CHALLENGE:
The data below needs to be returned exactly, line for line.

WORKING DATA:
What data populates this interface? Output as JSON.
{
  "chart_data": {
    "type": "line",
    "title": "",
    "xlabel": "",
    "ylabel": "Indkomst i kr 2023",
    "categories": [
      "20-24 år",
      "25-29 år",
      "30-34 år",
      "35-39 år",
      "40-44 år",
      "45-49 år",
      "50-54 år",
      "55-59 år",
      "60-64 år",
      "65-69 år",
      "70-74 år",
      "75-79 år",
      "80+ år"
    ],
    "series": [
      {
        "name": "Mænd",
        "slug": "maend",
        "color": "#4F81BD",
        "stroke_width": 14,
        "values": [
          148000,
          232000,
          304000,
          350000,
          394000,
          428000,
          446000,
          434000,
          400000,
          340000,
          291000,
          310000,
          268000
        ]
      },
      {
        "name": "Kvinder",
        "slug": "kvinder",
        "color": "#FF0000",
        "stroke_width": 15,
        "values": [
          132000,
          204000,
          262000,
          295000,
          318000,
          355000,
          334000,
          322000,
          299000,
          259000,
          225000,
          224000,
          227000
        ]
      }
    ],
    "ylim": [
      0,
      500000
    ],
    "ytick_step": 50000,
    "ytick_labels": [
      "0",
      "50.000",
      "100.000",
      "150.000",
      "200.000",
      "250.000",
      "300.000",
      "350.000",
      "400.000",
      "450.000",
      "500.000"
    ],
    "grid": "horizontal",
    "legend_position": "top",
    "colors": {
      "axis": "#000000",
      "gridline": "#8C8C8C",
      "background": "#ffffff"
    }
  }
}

RESPONSE FOR THIS EXERCISE:
What data populates this interface? Output as JSON.
{
  "chart_data": {
    "type": "line",
    "title": "",
    "xlabel": "",
    "ylabel": "Indkomst i kr 2023",
    "categories": [
      "20-24 år",
      "25-29 år",
      "30-34 år",
      "35-39 år",
      "40-44 år",
      "45-49 år",
      "50-54 år",
      "55-59 år",
      "60-64 år",
      "65-69 år",
      "70-74 år",
      "75-79 år",
      "80+ år"
    ],
    "series": [
      {
        "name": "Mænd",
        "slug": "maend",
        "color": "#4F81BD",
        "stroke_width": 14,
        "values": [
          148000,
          232000,
          304000,
          350000,
          394000,
          428000,
          446000,
          434000,
          400000,
          340000,
          291000,
          310000,
          268000
        ]
      },
      {
        "name": "Kvinder",
        "slug": "kvinder",
        "color": "#FF0000",
        "stroke_width": 15,
        "values": [
          132000,
          204000,
          262000,
          295000,
          318000,
          355000,
          334000,
          322000,
          299000,
          259000,
          225000,
          224000,
          227000
        ]
      }
    ],
    "ylim": [
      0,
      500000
    ],
    "ytick_step": 50000,
    "ytick_labels": [
      "0",
      "50.000",
      "100.000",
      "150.000",
      "200.000",
      "250.000",
      "300.000",
      "350.000",
      "400.000",
      "450.000",
      "500.000"
    ],
    "grid": "horizontal",
    "legend_position": "top",
    "colors": {
      "axis": "#000000",
      "gridline": "#8C8C8C",
      "background": "#ffffff"
    }
  }
}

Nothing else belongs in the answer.